Aim of the exercise. Look through the data below. Pick out the lines holding the string "JSON".

────────

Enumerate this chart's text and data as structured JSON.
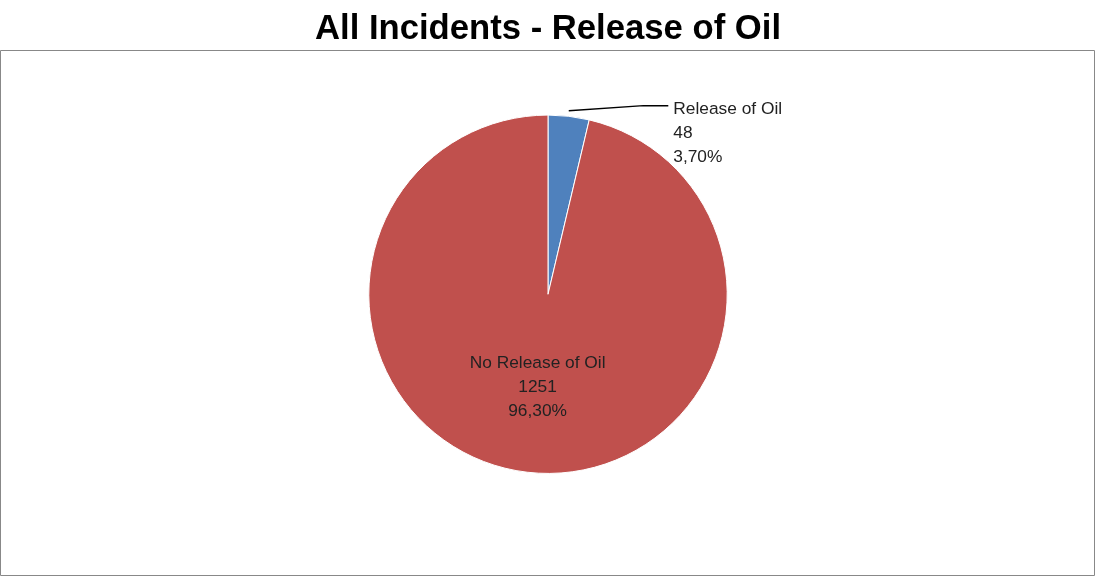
{
  "chart_data": {
    "type": "pie",
    "title": "All Incidents - Release of Oil",
    "categories": [
      "Release of Oil",
      "No Release of Oil"
    ],
    "values": [
      48,
      1251
    ],
    "colors": [
      "#4f81bd",
      "#c0504d"
    ],
    "value_labels": [
      "48\n3,70%",
      "1251\n96,30%"
    ]
  }
}
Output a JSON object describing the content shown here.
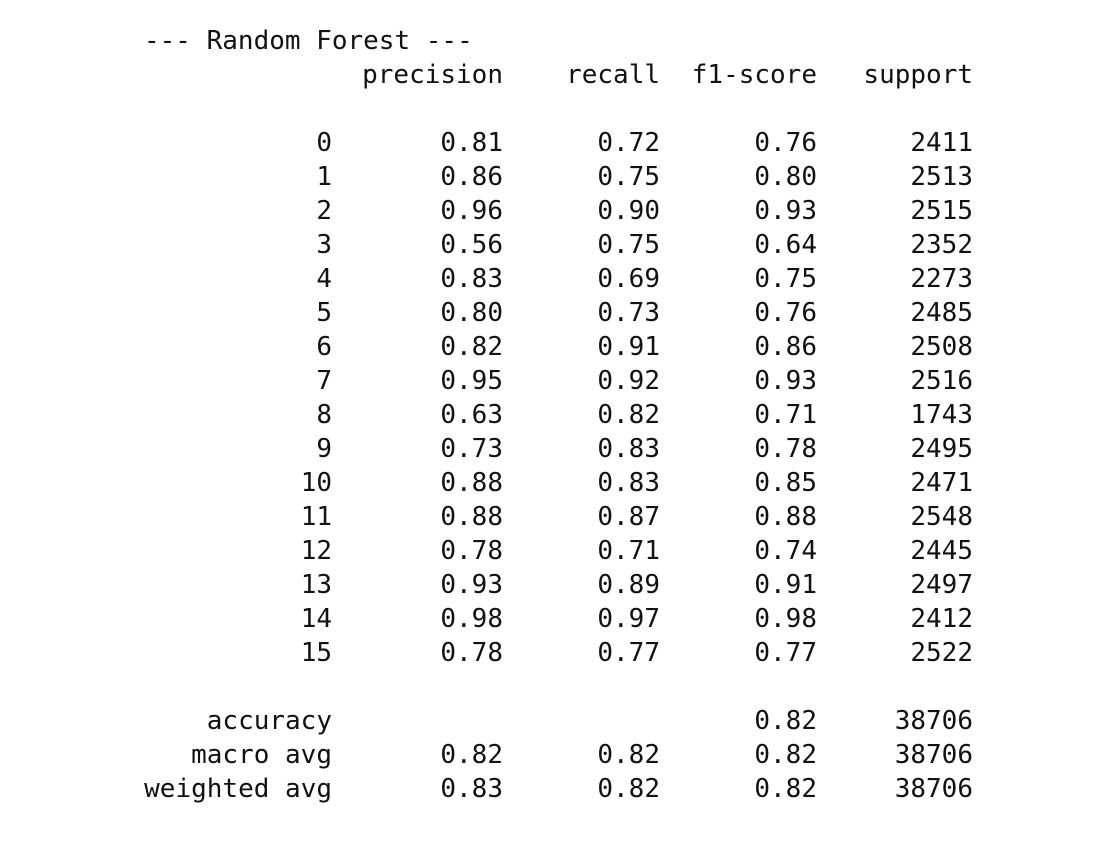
{
  "title": "--- Random Forest ---",
  "headers": {
    "precision": "precision",
    "recall": "recall",
    "f1": "f1-score",
    "support": "support"
  },
  "rows": [
    {
      "label": "0",
      "precision": "0.81",
      "recall": "0.72",
      "f1": "0.76",
      "support": "2411"
    },
    {
      "label": "1",
      "precision": "0.86",
      "recall": "0.75",
      "f1": "0.80",
      "support": "2513"
    },
    {
      "label": "2",
      "precision": "0.96",
      "recall": "0.90",
      "f1": "0.93",
      "support": "2515"
    },
    {
      "label": "3",
      "precision": "0.56",
      "recall": "0.75",
      "f1": "0.64",
      "support": "2352"
    },
    {
      "label": "4",
      "precision": "0.83",
      "recall": "0.69",
      "f1": "0.75",
      "support": "2273"
    },
    {
      "label": "5",
      "precision": "0.80",
      "recall": "0.73",
      "f1": "0.76",
      "support": "2485"
    },
    {
      "label": "6",
      "precision": "0.82",
      "recall": "0.91",
      "f1": "0.86",
      "support": "2508"
    },
    {
      "label": "7",
      "precision": "0.95",
      "recall": "0.92",
      "f1": "0.93",
      "support": "2516"
    },
    {
      "label": "8",
      "precision": "0.63",
      "recall": "0.82",
      "f1": "0.71",
      "support": "1743"
    },
    {
      "label": "9",
      "precision": "0.73",
      "recall": "0.83",
      "f1": "0.78",
      "support": "2495"
    },
    {
      "label": "10",
      "precision": "0.88",
      "recall": "0.83",
      "f1": "0.85",
      "support": "2471"
    },
    {
      "label": "11",
      "precision": "0.88",
      "recall": "0.87",
      "f1": "0.88",
      "support": "2548"
    },
    {
      "label": "12",
      "precision": "0.78",
      "recall": "0.71",
      "f1": "0.74",
      "support": "2445"
    },
    {
      "label": "13",
      "precision": "0.93",
      "recall": "0.89",
      "f1": "0.91",
      "support": "2497"
    },
    {
      "label": "14",
      "precision": "0.98",
      "recall": "0.97",
      "f1": "0.98",
      "support": "2412"
    },
    {
      "label": "15",
      "precision": "0.78",
      "recall": "0.77",
      "f1": "0.77",
      "support": "2522"
    }
  ],
  "summary": [
    {
      "label": "accuracy",
      "precision": "",
      "recall": "",
      "f1": "0.82",
      "support": "38706"
    },
    {
      "label": "macro avg",
      "precision": "0.82",
      "recall": "0.82",
      "f1": "0.82",
      "support": "38706"
    },
    {
      "label": "weighted avg",
      "precision": "0.83",
      "recall": "0.82",
      "f1": "0.82",
      "support": "38706"
    }
  ]
}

────────

Task output.
Enumerate this chart's text and data as structured JSON.
Output a JSON object describing the content shown here.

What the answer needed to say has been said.